_Work instructions_
Quote the records below in full, exactly as given, with the images taken out.
[BEGIN Record set]
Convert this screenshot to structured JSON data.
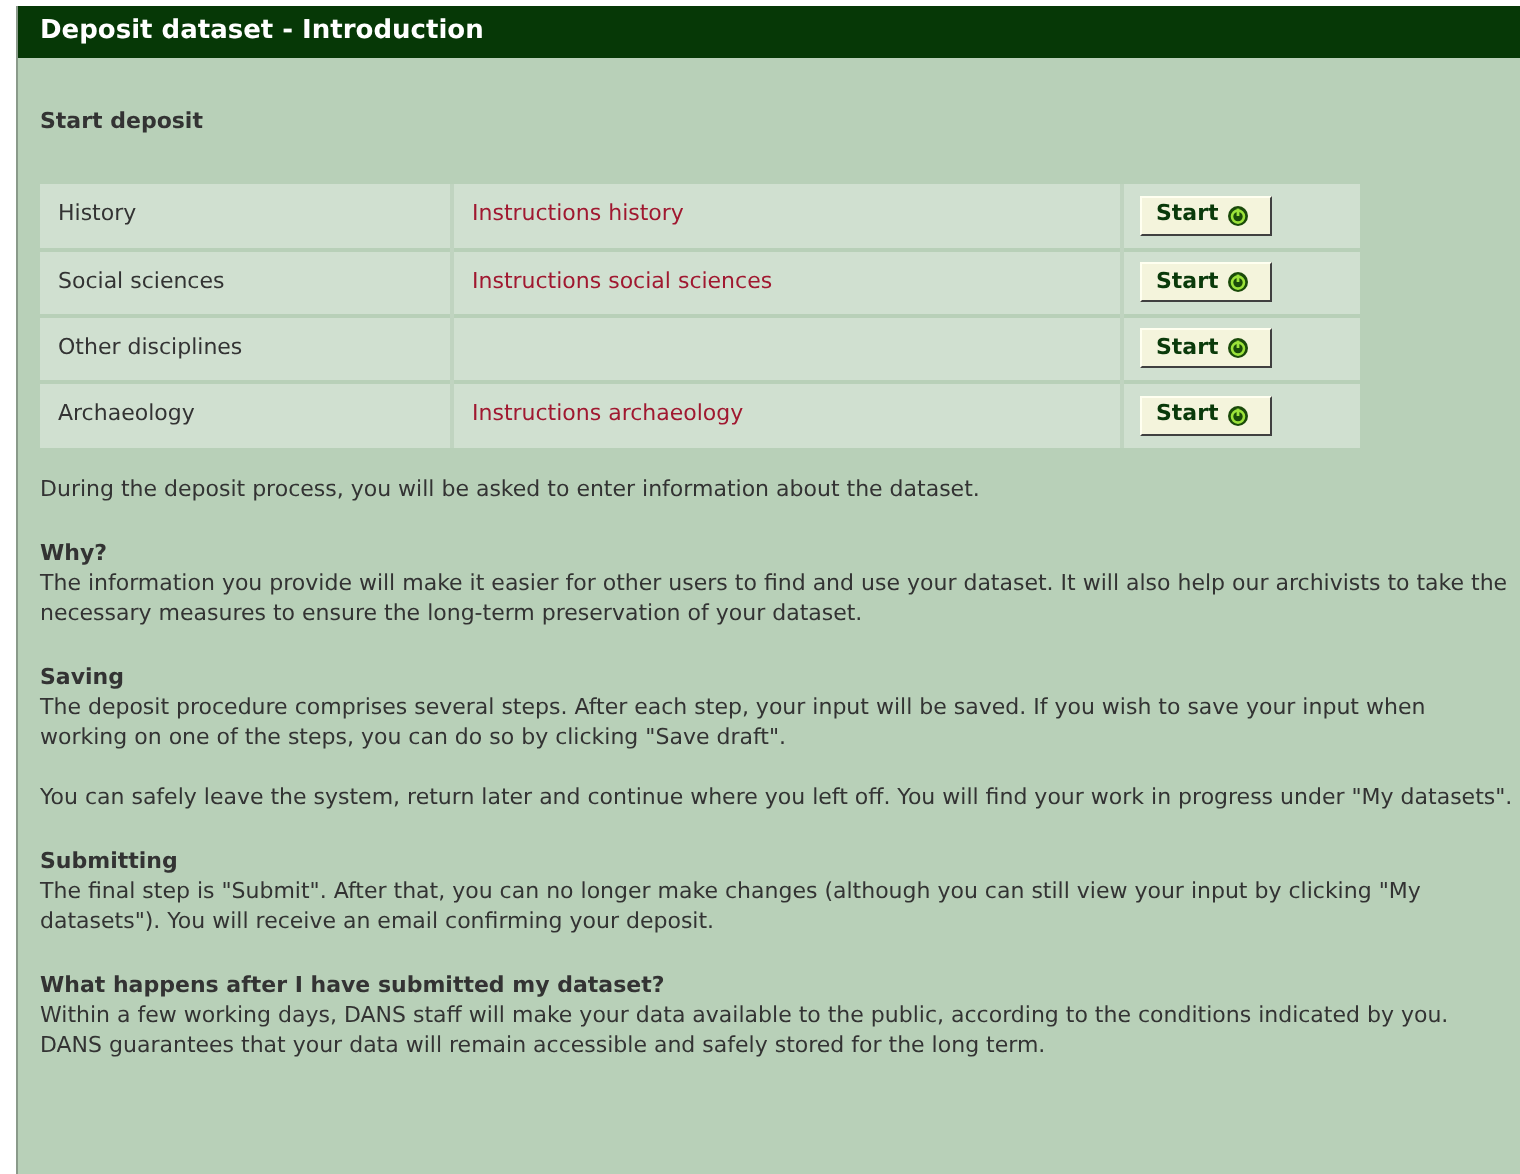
{
  "title": "Deposit dataset - Introduction",
  "heading": "Start deposit",
  "disciplines": [
    {
      "name": "History",
      "instructions": "Instructions history",
      "button": "Start"
    },
    {
      "name": "Social sciences",
      "instructions": "Instructions social sciences",
      "button": "Start"
    },
    {
      "name": "Other disciplines",
      "button": "Start"
    },
    {
      "name": "Archaeology",
      "instructions": "Instructions archaeology",
      "button": "Start"
    }
  ],
  "intro": "During the deposit process, you will be asked to enter information about the dataset.",
  "sections": [
    {
      "heading": "Why?",
      "paragraphs": [
        "The information you provide will make it easier for other users to find and use your dataset. It will also help our archivists to take the necessary measures to ensure the long-term preservation of your dataset."
      ]
    },
    {
      "heading": "Saving",
      "paragraphs": [
        "The deposit procedure comprises several steps. After each step, your input will be saved. If you wish to save your input when working on one of the steps, you can do so by clicking \"Save draft\".",
        "You can safely leave the system, return later and continue where you left off. You will find your work in progress under \"My datasets\"."
      ]
    },
    {
      "heading": "Submitting",
      "paragraphs": [
        "The final step is \"Submit\". After that, you can no longer make changes (although you can still view your input by clicking \"My datasets\"). You will receive an email confirming your deposit."
      ]
    },
    {
      "heading": "What happens after I have submitted my dataset?",
      "paragraphs": [
        "Within a few working days, DANS staff will make your data available to the public, according to the conditions indicated by you. DANS guarantees that your data will remain accessible and safely stored for the long term."
      ]
    }
  ]
}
[END Record set]
_Answer for this exercise_
Convert this screenshot to structured JSON data.
{
  "title": "Deposit dataset - Introduction",
  "heading": "Start deposit",
  "disciplines": [
    {
      "name": "History",
      "instructions": "Instructions history",
      "button": "Start"
    },
    {
      "name": "Social sciences",
      "instructions": "Instructions social sciences",
      "button": "Start"
    },
    {
      "name": "Other disciplines",
      "button": "Start"
    },
    {
      "name": "Archaeology",
      "instructions": "Instructions archaeology",
      "button": "Start"
    }
  ],
  "intro": "During the deposit process, you will be asked to enter information about the dataset.",
  "sections": [
    {
      "heading": "Why?",
      "paragraphs": [
        "The information you provide will make it easier for other users to find and use your dataset. It will also help our archivists to take the necessary measures to ensure the long-term preservation of your dataset."
      ]
    },
    {
      "heading": "Saving",
      "paragraphs": [
        "The deposit procedure comprises several steps. After each step, your input will be saved. If you wish to save your input when working on one of the steps, you can do so by clicking \"Save draft\".",
        "You can safely leave the system, return later and continue where you left off. You will find your work in progress under \"My datasets\"."
      ]
    },
    {
      "heading": "Submitting",
      "paragraphs": [
        "The final step is \"Submit\". After that, you can no longer make changes (although you can still view your input by clicking \"My datasets\"). You will receive an email confirming your deposit."
      ]
    },
    {
      "heading": "What happens after I have submitted my dataset?",
      "paragraphs": [
        "Within a few working days, DANS staff will make your data available to the public, according to the conditions indicated by you. DANS guarantees that your data will remain accessible and safely stored for the long term."
      ]
    }
  ]
}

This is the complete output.